Task statement — Please repeat all of the lines that follow, exactly as written.
▬▬▬
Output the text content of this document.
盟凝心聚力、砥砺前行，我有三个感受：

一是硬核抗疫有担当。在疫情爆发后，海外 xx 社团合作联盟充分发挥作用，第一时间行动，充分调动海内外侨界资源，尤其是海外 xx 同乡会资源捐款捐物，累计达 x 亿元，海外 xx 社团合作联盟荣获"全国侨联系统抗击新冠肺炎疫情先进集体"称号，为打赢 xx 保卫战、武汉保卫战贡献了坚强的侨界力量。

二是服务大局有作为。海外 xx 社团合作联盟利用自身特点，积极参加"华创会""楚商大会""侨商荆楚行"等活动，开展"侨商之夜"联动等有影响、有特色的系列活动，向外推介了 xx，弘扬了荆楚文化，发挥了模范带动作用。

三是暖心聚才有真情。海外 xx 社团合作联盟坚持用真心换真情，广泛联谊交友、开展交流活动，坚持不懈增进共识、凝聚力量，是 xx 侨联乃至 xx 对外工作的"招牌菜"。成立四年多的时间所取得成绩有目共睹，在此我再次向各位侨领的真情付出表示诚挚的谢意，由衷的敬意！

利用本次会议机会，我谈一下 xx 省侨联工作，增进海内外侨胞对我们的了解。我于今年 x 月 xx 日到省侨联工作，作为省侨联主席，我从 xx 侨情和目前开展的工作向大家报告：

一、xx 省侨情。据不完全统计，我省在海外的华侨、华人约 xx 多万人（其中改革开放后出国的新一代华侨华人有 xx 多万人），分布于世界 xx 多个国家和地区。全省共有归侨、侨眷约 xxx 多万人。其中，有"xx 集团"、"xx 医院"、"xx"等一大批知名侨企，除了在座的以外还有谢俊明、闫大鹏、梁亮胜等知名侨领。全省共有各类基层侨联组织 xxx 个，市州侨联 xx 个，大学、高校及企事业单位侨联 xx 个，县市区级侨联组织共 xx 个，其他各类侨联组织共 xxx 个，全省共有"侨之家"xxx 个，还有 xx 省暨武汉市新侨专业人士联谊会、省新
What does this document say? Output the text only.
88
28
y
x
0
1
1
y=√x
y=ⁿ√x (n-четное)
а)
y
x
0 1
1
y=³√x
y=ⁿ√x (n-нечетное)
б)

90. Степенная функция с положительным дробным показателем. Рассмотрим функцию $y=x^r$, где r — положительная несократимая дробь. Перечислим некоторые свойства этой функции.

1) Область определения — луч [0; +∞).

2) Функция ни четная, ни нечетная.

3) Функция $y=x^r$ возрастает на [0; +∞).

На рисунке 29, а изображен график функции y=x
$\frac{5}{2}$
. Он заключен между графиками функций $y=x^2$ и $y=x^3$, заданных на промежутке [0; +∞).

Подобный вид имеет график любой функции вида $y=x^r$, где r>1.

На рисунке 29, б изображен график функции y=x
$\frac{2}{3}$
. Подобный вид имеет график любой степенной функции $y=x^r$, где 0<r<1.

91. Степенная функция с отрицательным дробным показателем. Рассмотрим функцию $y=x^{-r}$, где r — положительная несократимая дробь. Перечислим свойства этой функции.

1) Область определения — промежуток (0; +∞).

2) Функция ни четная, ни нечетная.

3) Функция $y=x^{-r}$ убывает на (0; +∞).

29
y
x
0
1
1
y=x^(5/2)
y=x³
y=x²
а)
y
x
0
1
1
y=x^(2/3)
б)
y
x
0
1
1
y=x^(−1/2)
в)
▬▬▬
Answer to the exercise —
Output the text content of this document.
盟凝心聚力、砥砺前行，我有三个感受：

一是硬核抗疫有担当。在疫情爆发后，海外 xx 社团合作联盟充分发挥作用，第一时间行动，充分调动海内外侨界资源，尤其是海外 xx 同乡会资源捐款捐物，累计达 x 亿元，海外 xx 社团合作联盟荣获"全国侨联系统抗击新冠肺炎疫情先进集体"称号，为打赢 xx 保卫战、武汉保卫战贡献了坚强的侨界力量。

二是服务大局有作为。海外 xx 社团合作联盟利用自身特点，积极参加"华创会""楚商大会""侨商荆楚行"等活动，开展"侨商之夜"联动等有影响、有特色的系列活动，向外推介了 xx，弘扬了荆楚文化，发挥了模范带动作用。

三是暖心聚才有真情。海外 xx 社团合作联盟坚持用真心换真情，广泛联谊交友、开展交流活动，坚持不懈增进共识、凝聚力量，是 xx 侨联乃至 xx 对外工作的"招牌菜"。成立四年多的时间所取得成绩有目共睹，在此我再次向各位侨领的真情付出表示诚挚的谢意，由衷的敬意！

利用本次会议机会，我谈一下 xx 省侨联工作，增进海内外侨胞对我们的了解。我于今年 x 月 xx 日到省侨联工作，作为省侨联主席，我从 xx 侨情和目前开展的工作向大家报告：

一、xx 省侨情。据不完全统计，我省在海外的华侨、华人约 xx 多万人（其中改革开放后出国的新一代华侨华人有 xx 多万人），分布于世界 xx 多个国家和地区。全省共有归侨、侨眷约 xxx 多万人。其中，有"xx 集团"、"xx 医院"、"xx"等一大批知名侨企，除了在座的以外还有谢俊明、闫大鹏、梁亮胜等知名侨领。全省共有各类基层侨联组织 xxx 个，市州侨联 xx 个，大学、高校及企事业单位侨联 xx 个，县市区级侨联组织共 xx 个，其他各类侨联组织共 xxx 个，全省共有"侨之家"xxx 个，还有 xx 省暨武汉市新侨专业人士联谊会、省新
What does this document say? Output the text only.
88
28
y
x
0
1
1
y=√x
y=ⁿ√x (n-четное)
а)
y
x
0 1
1
y=³√x
y=ⁿ√x (n-нечетное)
б)

90. Степенная функция с положительным дробным показателем. Рассмотрим функцию $y=x^r$, где r — положительная несократимая дробь. Перечислим некоторые свойства этой функции.

1) Область определения — луч [0; +∞).

2) Функция ни четная, ни нечетная.

3) Функция $y=x^r$ возрастает на [0; +∞).

На рисунке 29, а изображен график функции y=x
$\frac{5}{2}$
. Он заключен между графиками функций $y=x^2$ и $y=x^3$, заданных на промежутке [0; +∞).

Подобный вид имеет график любой функции вида $y=x^r$, где r>1.

На рисунке 29, б изображен график функции y=x
$\frac{2}{3}$
. Подобный вид имеет график любой степенной функции $y=x^r$, где 0<r<1.

91. Степенная функция с отрицательным дробным показателем. Рассмотрим функцию $y=x^{-r}$, где r — положительная несократимая дробь. Перечислим свойства этой функции.

1) Область определения — промежуток (0; +∞).

2) Функция ни четная, ни нечетная.

3) Функция $y=x^{-r}$ убывает на (0; +∞).

29
y
x
0
1
1
y=x^(5/2)
y=x³
y=x²
а)
y
x
0
1
1
y=x^(2/3)
б)
y
x
0
1
1
y=x^(−1/2)
в)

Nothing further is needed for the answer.